_STORED ROWS_:
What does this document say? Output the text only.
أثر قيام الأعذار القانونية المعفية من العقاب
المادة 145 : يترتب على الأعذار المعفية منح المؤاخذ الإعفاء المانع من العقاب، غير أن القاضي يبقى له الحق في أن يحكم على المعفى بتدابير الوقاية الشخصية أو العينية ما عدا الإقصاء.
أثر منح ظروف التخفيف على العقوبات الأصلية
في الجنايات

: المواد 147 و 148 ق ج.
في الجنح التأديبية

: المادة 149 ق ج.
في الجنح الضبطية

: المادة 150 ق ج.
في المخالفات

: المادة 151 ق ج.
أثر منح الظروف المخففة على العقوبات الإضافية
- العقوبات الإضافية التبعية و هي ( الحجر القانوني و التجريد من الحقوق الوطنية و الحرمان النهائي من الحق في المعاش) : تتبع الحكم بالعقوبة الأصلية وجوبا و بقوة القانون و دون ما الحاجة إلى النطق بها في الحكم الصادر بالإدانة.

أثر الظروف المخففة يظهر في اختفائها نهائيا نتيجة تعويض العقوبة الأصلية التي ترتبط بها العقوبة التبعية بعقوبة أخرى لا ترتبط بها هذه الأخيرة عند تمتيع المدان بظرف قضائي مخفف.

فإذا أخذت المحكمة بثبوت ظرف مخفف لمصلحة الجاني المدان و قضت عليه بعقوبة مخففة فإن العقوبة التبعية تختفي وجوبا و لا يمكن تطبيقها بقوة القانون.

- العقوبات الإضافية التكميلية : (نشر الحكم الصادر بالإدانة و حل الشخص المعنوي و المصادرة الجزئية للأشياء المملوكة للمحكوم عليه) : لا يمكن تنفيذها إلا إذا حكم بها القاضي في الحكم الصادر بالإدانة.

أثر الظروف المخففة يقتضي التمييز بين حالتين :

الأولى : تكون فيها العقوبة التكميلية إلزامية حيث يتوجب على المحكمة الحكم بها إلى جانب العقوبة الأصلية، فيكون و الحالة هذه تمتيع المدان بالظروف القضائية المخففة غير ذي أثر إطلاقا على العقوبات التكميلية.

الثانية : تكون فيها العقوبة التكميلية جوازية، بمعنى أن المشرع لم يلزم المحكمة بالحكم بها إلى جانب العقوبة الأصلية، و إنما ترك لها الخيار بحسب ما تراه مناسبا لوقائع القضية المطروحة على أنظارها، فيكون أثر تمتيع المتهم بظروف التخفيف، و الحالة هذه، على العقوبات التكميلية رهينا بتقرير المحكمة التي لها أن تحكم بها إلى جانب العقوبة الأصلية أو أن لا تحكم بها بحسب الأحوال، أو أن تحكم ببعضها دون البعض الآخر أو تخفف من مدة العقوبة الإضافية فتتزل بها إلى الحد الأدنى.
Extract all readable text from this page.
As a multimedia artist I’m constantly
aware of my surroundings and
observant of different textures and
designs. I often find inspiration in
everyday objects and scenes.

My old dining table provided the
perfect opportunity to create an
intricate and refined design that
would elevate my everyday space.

_WHAT TO DO_:
Find the string "الإضافية" in the records, then copy each line where it occurs.

_EXERCISE SOLUTION_:
أثر منح الظروف المخففة على العقوبات الإضافية
- العقوبات الإضافية التبعية و هي ( الحجر القانوني و التجريد من الحقوق الوطنية و الحرمان النهائي من الحق في المعاش) : تتبع الحكم بالعقوبة الأصلية وجوبا و بقوة القانون و دون ما الحاجة إلى النطق بها في الحكم الصادر بالإدانة.
- العقوبات الإضافية التكميلية : (نشر الحكم الصادر بالإدانة و حل الشخص المعنوي و المصادرة الجزئية للأشياء المملوكة للمحكوم عليه) : لا يمكن تنفيذها إلا إذا حكم بها القاضي في الحكم الصادر بالإدانة.
الثانية : تكون فيها العقوبة التكميلية جوازية، بمعنى أن المشرع لم يلزم المحكمة بالحكم بها إلى جانب العقوبة الأصلية، و إنما ترك لها الخيار بحسب ما تراه مناسبا لوقائع القضية المطروحة على أنظارها، فيكون أثر تمتيع المتهم بظروف التخفيف، و الحالة هذه، على العقوبات التكميلية رهينا بتقرير المحكمة التي لها أن تحكم بها إلى جانب العقوبة الأصلية أو أن لا تحكم بها بحسب الأحوال، أو أن تحكم ببعضها دون البعض الآخر أو تخفف من مدة العقوبة الإضافية فتتزل بها إلى الحد الأدنى.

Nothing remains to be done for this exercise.